### WHAT IS EXPECTED
Which lines contain the string "xlabel"? Please list every one of them.

### ENTRIES SUPPLIED

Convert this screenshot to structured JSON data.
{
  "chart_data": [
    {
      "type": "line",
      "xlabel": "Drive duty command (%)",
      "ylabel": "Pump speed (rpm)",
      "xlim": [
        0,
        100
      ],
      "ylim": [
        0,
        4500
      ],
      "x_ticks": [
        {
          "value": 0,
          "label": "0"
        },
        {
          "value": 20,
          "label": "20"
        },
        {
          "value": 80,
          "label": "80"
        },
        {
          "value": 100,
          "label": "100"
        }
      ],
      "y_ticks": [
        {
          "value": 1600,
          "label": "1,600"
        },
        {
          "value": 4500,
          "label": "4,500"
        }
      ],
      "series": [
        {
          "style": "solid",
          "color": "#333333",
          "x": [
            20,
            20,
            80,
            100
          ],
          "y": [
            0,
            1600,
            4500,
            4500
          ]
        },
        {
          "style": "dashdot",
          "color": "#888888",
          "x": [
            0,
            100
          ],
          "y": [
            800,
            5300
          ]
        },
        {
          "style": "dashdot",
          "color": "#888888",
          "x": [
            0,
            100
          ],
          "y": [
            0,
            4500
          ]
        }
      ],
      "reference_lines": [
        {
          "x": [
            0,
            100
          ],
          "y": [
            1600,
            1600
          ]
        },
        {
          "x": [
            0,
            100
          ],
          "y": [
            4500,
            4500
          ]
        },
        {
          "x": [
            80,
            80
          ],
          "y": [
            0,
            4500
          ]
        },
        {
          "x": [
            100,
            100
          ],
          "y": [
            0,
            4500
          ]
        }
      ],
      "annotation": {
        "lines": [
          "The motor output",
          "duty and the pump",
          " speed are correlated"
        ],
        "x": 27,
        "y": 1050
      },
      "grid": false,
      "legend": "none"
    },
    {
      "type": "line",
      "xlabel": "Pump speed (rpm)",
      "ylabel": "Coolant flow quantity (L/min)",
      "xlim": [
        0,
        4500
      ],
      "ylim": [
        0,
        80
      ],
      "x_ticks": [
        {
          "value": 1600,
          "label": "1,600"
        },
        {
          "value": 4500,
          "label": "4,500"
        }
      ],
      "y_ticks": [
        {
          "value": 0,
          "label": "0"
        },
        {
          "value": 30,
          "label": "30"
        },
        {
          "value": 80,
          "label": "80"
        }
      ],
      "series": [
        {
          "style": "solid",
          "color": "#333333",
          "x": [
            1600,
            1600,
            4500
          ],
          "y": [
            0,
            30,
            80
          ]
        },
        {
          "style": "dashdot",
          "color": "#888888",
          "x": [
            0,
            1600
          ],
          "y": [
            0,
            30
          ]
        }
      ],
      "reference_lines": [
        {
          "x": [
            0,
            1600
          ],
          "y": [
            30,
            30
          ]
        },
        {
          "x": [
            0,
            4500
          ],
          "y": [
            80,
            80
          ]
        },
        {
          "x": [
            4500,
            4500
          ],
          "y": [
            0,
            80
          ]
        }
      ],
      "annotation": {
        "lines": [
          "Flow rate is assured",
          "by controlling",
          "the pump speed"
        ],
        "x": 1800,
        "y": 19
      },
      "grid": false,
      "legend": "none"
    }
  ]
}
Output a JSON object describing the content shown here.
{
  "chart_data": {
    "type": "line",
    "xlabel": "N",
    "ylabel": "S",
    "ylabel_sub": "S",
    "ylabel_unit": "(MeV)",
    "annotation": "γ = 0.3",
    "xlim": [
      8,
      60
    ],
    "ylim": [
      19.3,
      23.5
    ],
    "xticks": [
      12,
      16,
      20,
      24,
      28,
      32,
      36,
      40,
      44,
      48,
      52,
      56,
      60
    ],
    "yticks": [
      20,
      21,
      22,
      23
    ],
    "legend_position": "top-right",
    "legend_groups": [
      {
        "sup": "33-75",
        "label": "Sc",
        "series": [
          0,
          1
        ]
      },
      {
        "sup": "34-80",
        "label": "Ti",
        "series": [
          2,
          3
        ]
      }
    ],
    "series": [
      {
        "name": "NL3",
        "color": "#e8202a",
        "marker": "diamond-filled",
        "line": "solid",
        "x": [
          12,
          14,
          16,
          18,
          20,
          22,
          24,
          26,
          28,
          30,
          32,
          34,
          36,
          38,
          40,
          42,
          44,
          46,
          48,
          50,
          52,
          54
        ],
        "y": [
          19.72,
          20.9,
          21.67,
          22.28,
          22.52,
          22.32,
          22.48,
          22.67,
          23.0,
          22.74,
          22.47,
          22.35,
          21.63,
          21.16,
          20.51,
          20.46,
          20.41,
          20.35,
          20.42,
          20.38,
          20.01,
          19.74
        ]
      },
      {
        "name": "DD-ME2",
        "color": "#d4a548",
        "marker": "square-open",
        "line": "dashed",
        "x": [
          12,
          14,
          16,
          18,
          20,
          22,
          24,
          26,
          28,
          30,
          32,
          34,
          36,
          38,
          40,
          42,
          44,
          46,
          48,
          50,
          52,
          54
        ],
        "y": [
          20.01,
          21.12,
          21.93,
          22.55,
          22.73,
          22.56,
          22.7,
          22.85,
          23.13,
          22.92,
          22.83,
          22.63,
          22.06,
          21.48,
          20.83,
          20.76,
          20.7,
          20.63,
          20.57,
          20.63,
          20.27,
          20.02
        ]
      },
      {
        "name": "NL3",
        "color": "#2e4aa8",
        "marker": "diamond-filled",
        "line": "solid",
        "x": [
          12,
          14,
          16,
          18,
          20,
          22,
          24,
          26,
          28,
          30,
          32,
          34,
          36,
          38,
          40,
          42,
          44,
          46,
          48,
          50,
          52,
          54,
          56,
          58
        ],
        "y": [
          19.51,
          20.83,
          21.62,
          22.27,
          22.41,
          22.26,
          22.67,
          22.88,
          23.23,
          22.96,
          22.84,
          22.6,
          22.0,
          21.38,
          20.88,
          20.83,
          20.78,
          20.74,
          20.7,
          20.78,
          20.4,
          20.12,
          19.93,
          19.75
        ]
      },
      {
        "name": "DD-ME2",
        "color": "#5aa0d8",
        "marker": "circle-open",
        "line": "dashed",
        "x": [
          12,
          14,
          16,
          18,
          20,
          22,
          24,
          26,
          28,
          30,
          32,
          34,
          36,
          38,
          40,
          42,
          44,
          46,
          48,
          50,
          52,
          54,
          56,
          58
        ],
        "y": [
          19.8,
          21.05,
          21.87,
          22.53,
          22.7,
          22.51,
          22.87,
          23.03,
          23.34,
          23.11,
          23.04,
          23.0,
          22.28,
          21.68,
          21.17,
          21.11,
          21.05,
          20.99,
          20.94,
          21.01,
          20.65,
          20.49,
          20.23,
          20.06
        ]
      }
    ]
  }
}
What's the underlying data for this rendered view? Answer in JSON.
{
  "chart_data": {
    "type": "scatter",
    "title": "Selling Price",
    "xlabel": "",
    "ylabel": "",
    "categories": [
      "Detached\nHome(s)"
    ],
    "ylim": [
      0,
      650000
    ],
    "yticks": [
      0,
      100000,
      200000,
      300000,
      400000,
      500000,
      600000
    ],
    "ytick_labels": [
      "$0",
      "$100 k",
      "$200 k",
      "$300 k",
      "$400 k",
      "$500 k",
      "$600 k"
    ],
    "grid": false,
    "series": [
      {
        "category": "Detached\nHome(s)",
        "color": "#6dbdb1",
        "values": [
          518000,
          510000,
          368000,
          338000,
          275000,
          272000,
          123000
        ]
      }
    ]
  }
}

### RESPONSE BELOW
      "xlabel": "Drive duty command (%)",
      "xlabel": "Pump speed (rpm)",
    "xlabel": "N",
    "xlabel": "",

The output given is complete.